▶ [Exercise directions]: Give the material once more, word for word, without any images.

-- BEGIN --

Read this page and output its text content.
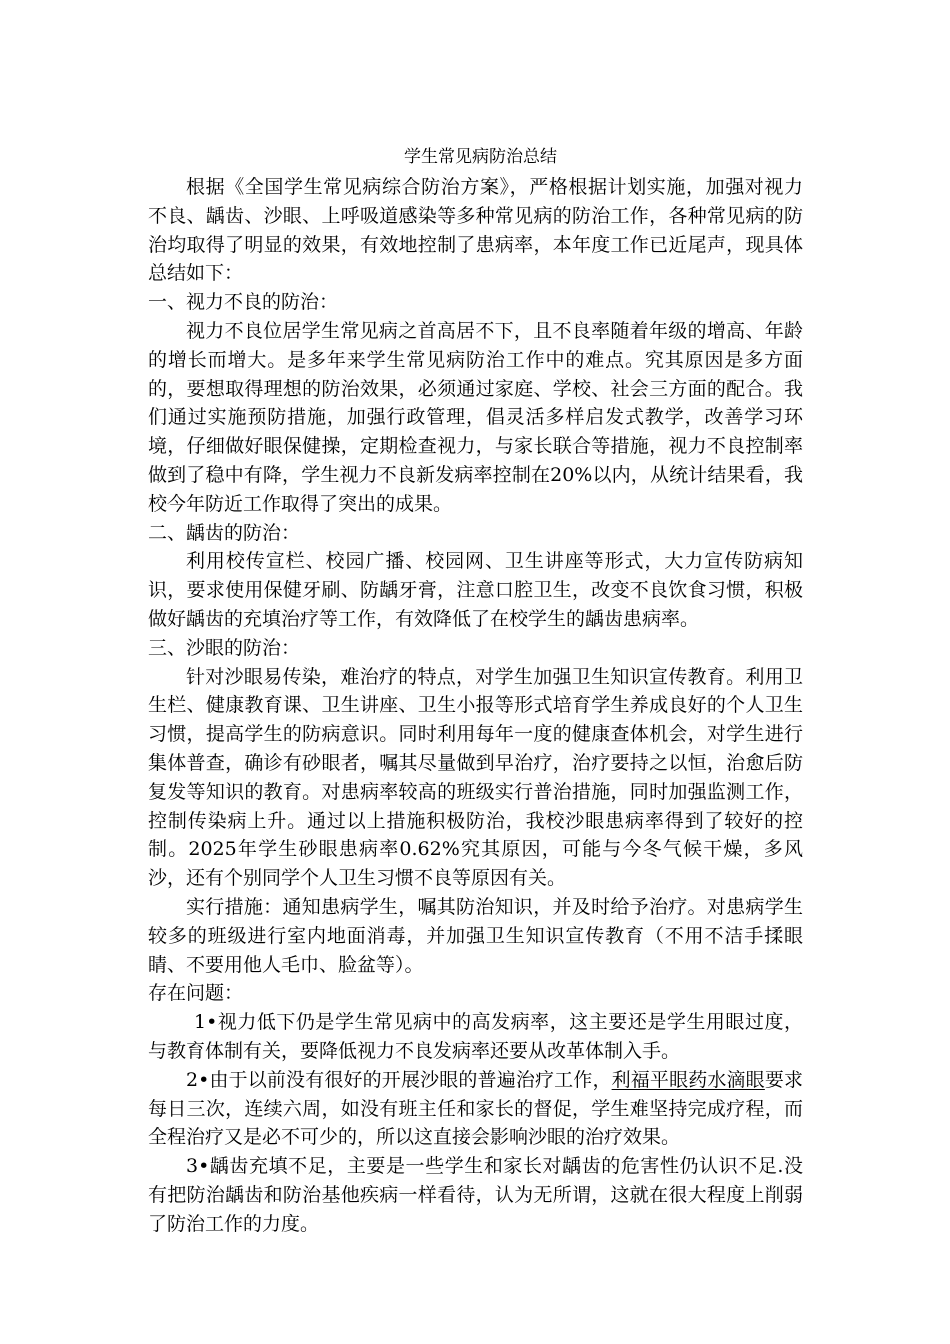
学生常见病防治总结

根据《全国学生常见病综合防治方案》，严格根据计划实施，加强对视力不良、龋齿、沙眼、上呼吸道感染等多种常见病的防治工作，各种常见病的防治均取得了明显的效果，有效地控制了患病率，本年度工作已近尾声，现具体总结如下：

一、视力不良的防治：

视力不良位居学生常见病之首高居不下，且不良率随着年级的增高、年龄的增长而增大。是多年来学生常见病防治工作中的难点。究其原因是多方面的，要想取得理想的防治效果，必须通过家庭、学校、社会三方面的配合。我们通过实施预防措施，加强行政管理，倡灵活多样启发式教学，改善学习环境，仔细做好眼保健操，定期检查视力，与家长联合等措施，视力不良控制率做到了稳中有降，学生视力不良新发病率控制在20%以内，从统计结果看，我校今年防近工作取得了突出的成果。

二、龋齿的防治：

利用校传宣栏、校园广播、校园网、卫生讲座等形式，大力宣传防病知识，要求使用保健牙刷、防龋牙膏，注意口腔卫生，改变不良饮食习惯，积极做好龋齿的充填治疗等工作，有效降低了在校学生的龋齿患病率。

三、沙眼的防治：

针对沙眼易传染，难治疗的特点，对学生加强卫生知识宣传教育。利用卫生栏、健康教育课、卫生讲座、卫生小报等形式培育学生养成良好的个人卫生习惯，提高学生的防病意识。同时利用每年一度的健康查体机会，对学生进行集体普查，确诊有砂眼者，嘱其尽量做到早治疗，治疗要持之以恒，治愈后防复发等知识的教育。对患病率较高的班级实行普治措施，同时加强监测工作，控制传染病上升。通过以上措施积极防治，我校沙眼患病率得到了较好的控制。2025年学生砂眼患病率0.62%究其原因，可能与今冬气候干燥，多风沙，还有个别同学个人卫生习惯不良等原因有关。

实行措施：通知患病学生，嘱其防治知识，并及时给予治疗。对患病学生较多的班级进行室内地面消毒，并加强卫生知识宣传教育（不用不洁手揉眼睛、不要用他人毛巾、脸盆等）。

存在问题：

1•视力低下仍是学生常见病中的高发病率，这主要还是学生用眼过度，与教育体制有关，要降低视力不良发病率还要从改革体制入手。

2•由于以前没有很好的开展沙眼的普遍治疗工作，利福平眼药水滴眼要求每日三次，连续六周，如没有班主任和家长的督促，学生难坚持完成疗程，而全程治疗又是必不可少的，所以这直接会影响沙眼的治疗效果。

3•龋齿充填不足，主要是一些学生和家长对龋齿的危害性仍认识不足.没有把防治龋齿和防治基他疾病一样看待，认为无所谓，这就在很大程度上削弱了防治工作的力度。
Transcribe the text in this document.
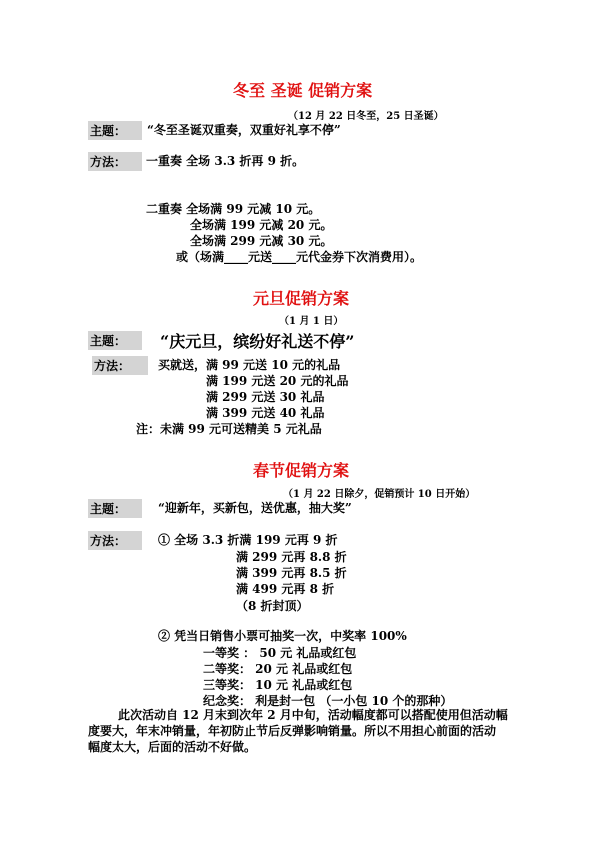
冬至 圣诞 促销方案
（12 月 22 日冬至，25 日圣诞）
主题：	“冬至圣诞双重奏，双重好礼享不停”
方法：	一重奏 全场 3.3 折再 9 折。
二重奏 全场满 99 元减 10 元。
全场满 199 元减 20 元。
全场满 299 元减 30 元。
或（场满____元送____元代金券下次消费用）。
元旦促销方案
（1 月 1 日）
主题：	“庆元旦，缤纷好礼送不停”
方法：	买就送，满 99 元送 10 元的礼品
满 199 元送 20 元的礼品
满 299 元送 30 礼品
满 399 元送 40 礼品
注：未满 99 元可送精美 5 元礼品
春节促销方案
（1 月 22 日除夕，促销预计 10 日开始）
主题：	“迎新年，买新包，送优惠，抽大奖”
方法：	① 全场 3.3 折满 199 元再 9 折
满 299 元再 8.8 折
满 399 元再 8.5 折
满 499 元再 8 折
（8 折封顶）
② 凭当日销售小票可抽奖一次，中奖率 100%
一等奖 ： 50 元 礼品或红包
二等奖： 20 元 礼品或红包
三等奖： 10 元 礼品或红包
纪念奖： 利是封一包 （一小包 10 个的那种）
此次活动自 12 月末到次年 2 月中旬，活动幅度都可以搭配使用但活动幅
度要大，年末冲销量，年初防止节后反弹影响销量。所以不用担心前面的活动
幅度太大，后面的活动不好做。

-- END --

▶ [Exercise output]:
Read this page and output its text content.
学生常见病防治总结

根据《全国学生常见病综合防治方案》，严格根据计划实施，加强对视力不良、龋齿、沙眼、上呼吸道感染等多种常见病的防治工作，各种常见病的防治均取得了明显的效果，有效地控制了患病率，本年度工作已近尾声，现具体总结如下：

一、视力不良的防治：

视力不良位居学生常见病之首高居不下，且不良率随着年级的增高、年龄的增长而增大。是多年来学生常见病防治工作中的难点。究其原因是多方面的，要想取得理想的防治效果，必须通过家庭、学校、社会三方面的配合。我们通过实施预防措施，加强行政管理，倡灵活多样启发式教学，改善学习环境，仔细做好眼保健操，定期检查视力，与家长联合等措施，视力不良控制率做到了稳中有降，学生视力不良新发病率控制在20%以内，从统计结果看，我校今年防近工作取得了突出的成果。

二、龋齿的防治：

利用校传宣栏、校园广播、校园网、卫生讲座等形式，大力宣传防病知识，要求使用保健牙刷、防龋牙膏，注意口腔卫生，改变不良饮食习惯，积极做好龋齿的充填治疗等工作，有效降低了在校学生的龋齿患病率。

三、沙眼的防治：

针对沙眼易传染，难治疗的特点，对学生加强卫生知识宣传教育。利用卫生栏、健康教育课、卫生讲座、卫生小报等形式培育学生养成良好的个人卫生习惯，提高学生的防病意识。同时利用每年一度的健康查体机会，对学生进行集体普查，确诊有砂眼者，嘱其尽量做到早治疗，治疗要持之以恒，治愈后防复发等知识的教育。对患病率较高的班级实行普治措施，同时加强监测工作，控制传染病上升。通过以上措施积极防治，我校沙眼患病率得到了较好的控制。2025年学生砂眼患病率0.62%究其原因，可能与今冬气候干燥，多风沙，还有个别同学个人卫生习惯不良等原因有关。

实行措施：通知患病学生，嘱其防治知识，并及时给予治疗。对患病学生较多的班级进行室内地面消毒，并加强卫生知识宣传教育（不用不洁手揉眼睛、不要用他人毛巾、脸盆等）。

存在问题：

1•视力低下仍是学生常见病中的高发病率，这主要还是学生用眼过度，与教育体制有关，要降低视力不良发病率还要从改革体制入手。

2•由于以前没有很好的开展沙眼的普遍治疗工作，利福平眼药水滴眼要求每日三次，连续六周，如没有班主任和家长的督促，学生难坚持完成疗程，而全程治疗又是必不可少的，所以这直接会影响沙眼的治疗效果。

3•龋齿充填不足，主要是一些学生和家长对龋齿的危害性仍认识不足.没有把防治龋齿和防治基他疾病一样看待，认为无所谓，这就在很大程度上削弱了防治工作的力度。
Transcribe the text in this document.
冬至 圣诞 促销方案
（12 月 22 日冬至，25 日圣诞）
主题：	“冬至圣诞双重奏，双重好礼享不停”
方法：	一重奏 全场 3.3 折再 9 折。
二重奏 全场满 99 元减 10 元。
全场满 199 元减 20 元。
全场满 299 元减 30 元。
或（场满____元送____元代金券下次消费用）。
元旦促销方案
（1 月 1 日）
主题：	“庆元旦，缤纷好礼送不停”
方法：	买就送，满 99 元送 10 元的礼品
满 199 元送 20 元的礼品
满 299 元送 30 礼品
满 399 元送 40 礼品
注：未满 99 元可送精美 5 元礼品
春节促销方案
（1 月 22 日除夕，促销预计 10 日开始）
主题：	“迎新年，买新包，送优惠，抽大奖”
方法：	① 全场 3.3 折满 199 元再 9 折
满 299 元再 8.8 折
满 399 元再 8.5 折
满 499 元再 8 折
（8 折封顶）
② 凭当日销售小票可抽奖一次，中奖率 100%
一等奖 ： 50 元 礼品或红包
二等奖： 20 元 礼品或红包
三等奖： 10 元 礼品或红包
纪念奖： 利是封一包 （一小包 10 个的那种）
此次活动自 12 月末到次年 2 月中旬，活动幅度都可以搭配使用但活动幅
度要大，年末冲销量，年初防止节后反弹影响销量。所以不用担心前面的活动
幅度太大，后面的活动不好做。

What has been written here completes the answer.